EXERCISE =
Show, in full, each line of the data that contains "City".

DATASET =
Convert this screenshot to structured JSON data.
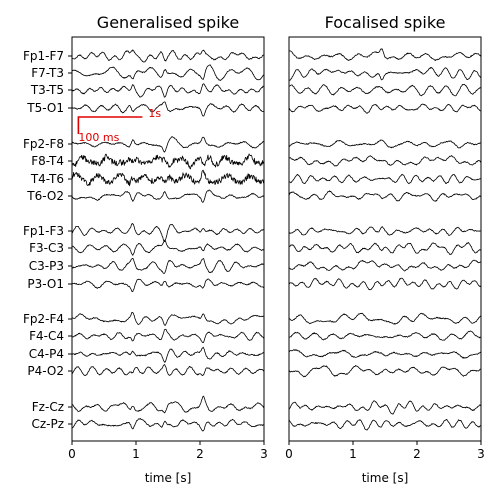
{
  "chart_data": [
    {
      "type": "line",
      "title": "Generalised spike",
      "xlabel": "time [s]",
      "xlim": [
        0,
        3
      ],
      "xticks": [
        "0",
        "1",
        "2",
        "3"
      ],
      "channels": [
        "Fp1-F7",
        "F7-T3",
        "T3-T5",
        "T5-O1",
        "Fp2-F8",
        "F8-T4",
        "T4-T6",
        "T6-O2",
        "Fp1-F3",
        "F3-C3",
        "C3-P3",
        "P3-O1",
        "Fp2-F4",
        "F4-C4",
        "C4-P4",
        "P4-O2",
        "Fz-Cz",
        "Cz-Pz"
      ],
      "spike_times_s": [
        0.95,
        1.45,
        2.05
      ],
      "scale_bar": {
        "time_label": "1s",
        "amplitude_label": "100 ms",
        "time_s": 1.0,
        "color": "#e00000"
      },
      "grid": false
    },
    {
      "type": "line",
      "title": "Focalised spike",
      "xlabel": "time [s]",
      "xlim": [
        0,
        3
      ],
      "xticks": [
        "0",
        "1",
        "2",
        "3"
      ],
      "channels": [
        "Fp1-F7",
        "F7-T3",
        "T3-T5",
        "T5-O1",
        "Fp2-F8",
        "F8-T4",
        "T4-T6",
        "T6-O2",
        "Fp1-F3",
        "F3-C3",
        "C3-P3",
        "P3-O1",
        "Fp2-F4",
        "F4-C4",
        "C4-P4",
        "P4-O2",
        "Fz-Cz",
        "Cz-Pz"
      ],
      "spike_times_s": [
        1.45
      ],
      "grid": false
    }
  ],
  "colors": {
    "trace": "#000000",
    "scale_bar": "#e00000"
  }
}
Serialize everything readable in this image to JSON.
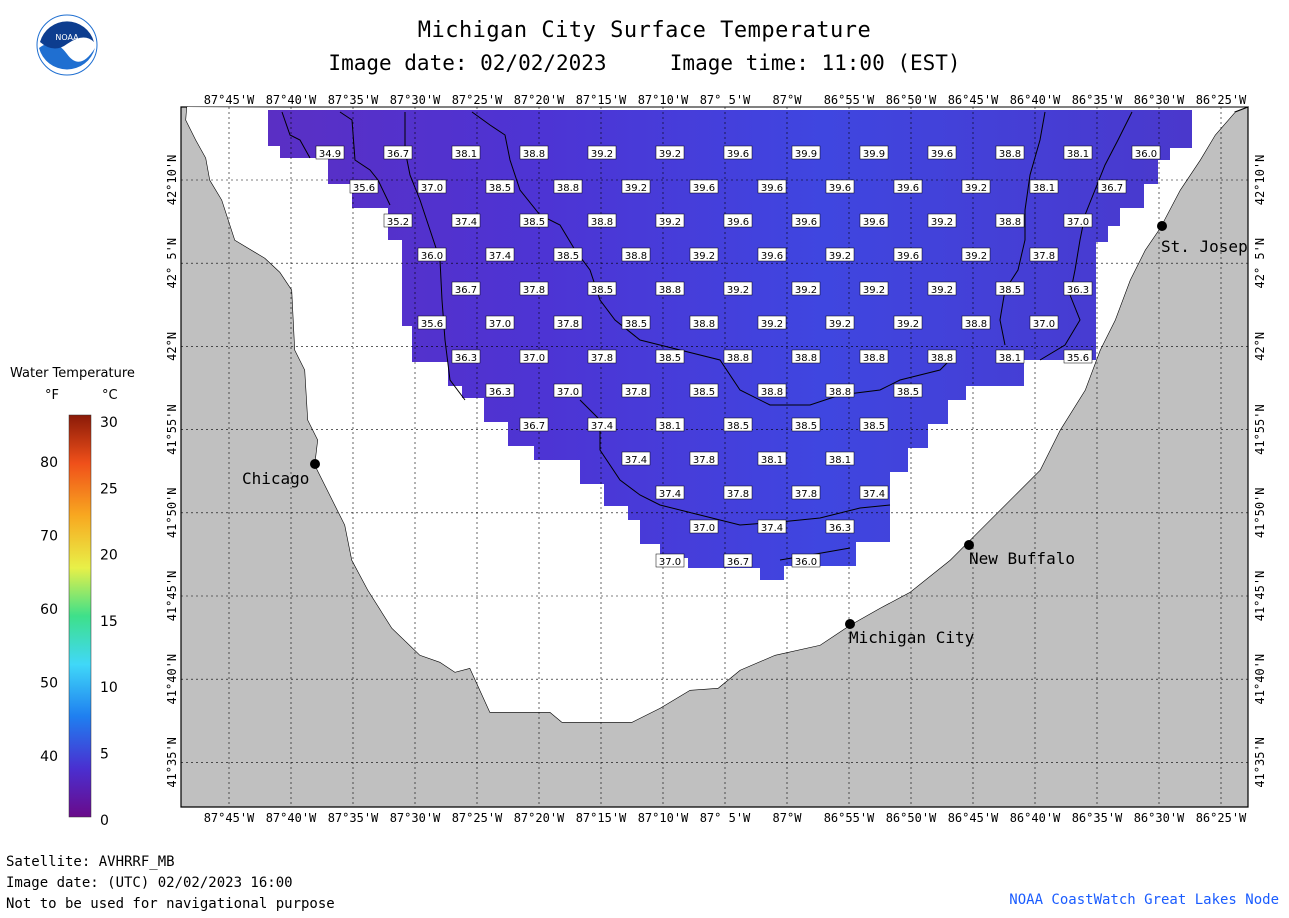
{
  "title": "Michigan City Surface Temperature",
  "subtitle": "Image date: 02/02/2023     Image time: 11:00 (EST)",
  "logo": {
    "text": "NOAA",
    "icon": "noaa-logo-icon",
    "color": "#1f6fd1"
  },
  "lon_labels": [
    "87°45'W",
    "87°40'W",
    "87°35'W",
    "87°30'W",
    "87°25'W",
    "87°20'W",
    "87°15'W",
    "87°10'W",
    "87° 5'W",
    "87°W",
    "86°55'W",
    "86°50'W",
    "86°45'W",
    "86°40'W",
    "86°35'W",
    "86°30'W",
    "86°25'W"
  ],
  "lat_labels": [
    "42°10'N",
    "42° 5'N",
    "42°N",
    "41°55'N",
    "41°50'N",
    "41°45'N",
    "41°40'N",
    "41°35'N"
  ],
  "cities": [
    {
      "name": "Chicago"
    },
    {
      "name": "St. Josep"
    },
    {
      "name": "New Buffalo"
    },
    {
      "name": "Michigan City"
    }
  ],
  "legend": {
    "title": "Water Temperature",
    "unit_f": "°F",
    "unit_c": "°C",
    "f_ticks": [
      "80",
      "70",
      "60",
      "50",
      "40"
    ],
    "c_ticks": [
      "30",
      "25",
      "20",
      "15",
      "10",
      "5",
      "0"
    ]
  },
  "colors": {
    "land": "#c0c0c0",
    "water_no_data": "#ffffff",
    "water_cold": "#4a36d8",
    "water_colder": "#5a2fc4",
    "grid": "#000000"
  },
  "temperature_grid": [
    [
      "34.9",
      "36.7",
      "38.1",
      "38.8",
      "39.2",
      "39.2",
      "39.6",
      "39.9",
      "39.9",
      "39.6",
      "38.8",
      "38.1",
      "36.0"
    ],
    [
      "35.6",
      "37.0",
      "38.5",
      "38.8",
      "39.2",
      "39.6",
      "39.6",
      "39.6",
      "39.6",
      "39.2",
      "38.1",
      "36.7"
    ],
    [
      "35.2",
      "37.4",
      "38.5",
      "38.8",
      "39.2",
      "39.6",
      "39.6",
      "39.6",
      "39.2",
      "38.8",
      "37.0"
    ],
    [
      "36.0",
      "37.4",
      "38.5",
      "38.8",
      "39.2",
      "39.6",
      "39.2",
      "39.6",
      "39.2",
      "37.8"
    ],
    [
      "36.7",
      "37.8",
      "38.5",
      "38.8",
      "39.2",
      "39.2",
      "39.2",
      "39.2",
      "38.5",
      "36.3"
    ],
    [
      "35.6",
      "37.0",
      "37.8",
      "38.5",
      "38.8",
      "39.2",
      "39.2",
      "39.2",
      "38.8",
      "37.0"
    ],
    [
      "36.3",
      "37.0",
      "37.8",
      "38.5",
      "38.8",
      "38.8",
      "38.8",
      "38.8",
      "38.1",
      "35.6"
    ],
    [
      "36.3",
      "37.0",
      "37.8",
      "38.5",
      "38.8",
      "38.8",
      "38.5"
    ],
    [
      "36.7",
      "37.4",
      "38.1",
      "38.5",
      "38.5",
      "38.5"
    ],
    [
      "37.4",
      "37.8",
      "38.1",
      "38.1"
    ],
    [
      "37.4",
      "37.8",
      "37.8",
      "37.4"
    ],
    [
      "37.0",
      "37.4",
      "36.3"
    ],
    [
      "37.0",
      "36.7",
      "36.0"
    ]
  ],
  "footer": {
    "satellite": "Satellite: AVHRRF_MB",
    "utc_date": "Image date: (UTC) 02/02/2023  16:00",
    "warning": "Not to be used for navigational purpose"
  },
  "credit": "NOAA CoastWatch Great Lakes Node"
}
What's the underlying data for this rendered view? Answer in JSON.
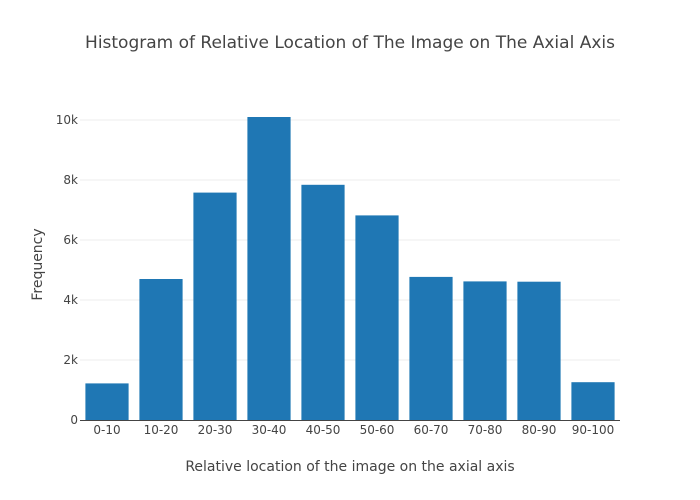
{
  "chart_data": {
    "type": "bar",
    "title": "Histogram of Relative Location of The Image on The Axial Axis",
    "xlabel": "Relative location of the image on the axial axis",
    "ylabel": "Frequency",
    "categories": [
      "0-10",
      "10-20",
      "20-30",
      "30-40",
      "40-50",
      "50-60",
      "60-70",
      "70-80",
      "80-90",
      "90-100"
    ],
    "values": [
      1220,
      4700,
      7580,
      10100,
      7840,
      6820,
      4770,
      4620,
      4610,
      1260
    ],
    "ylim": [
      0,
      10500
    ],
    "yticks": [
      0,
      2000,
      4000,
      6000,
      8000,
      10000
    ],
    "ytick_labels": [
      "0",
      "2k",
      "4k",
      "6k",
      "8k",
      "10k"
    ],
    "bar_color": "#1f77b4",
    "grid": true
  }
}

TASK RESULT =
  "title": "Michigan City Surface Temperature",
      "name": "Michigan City"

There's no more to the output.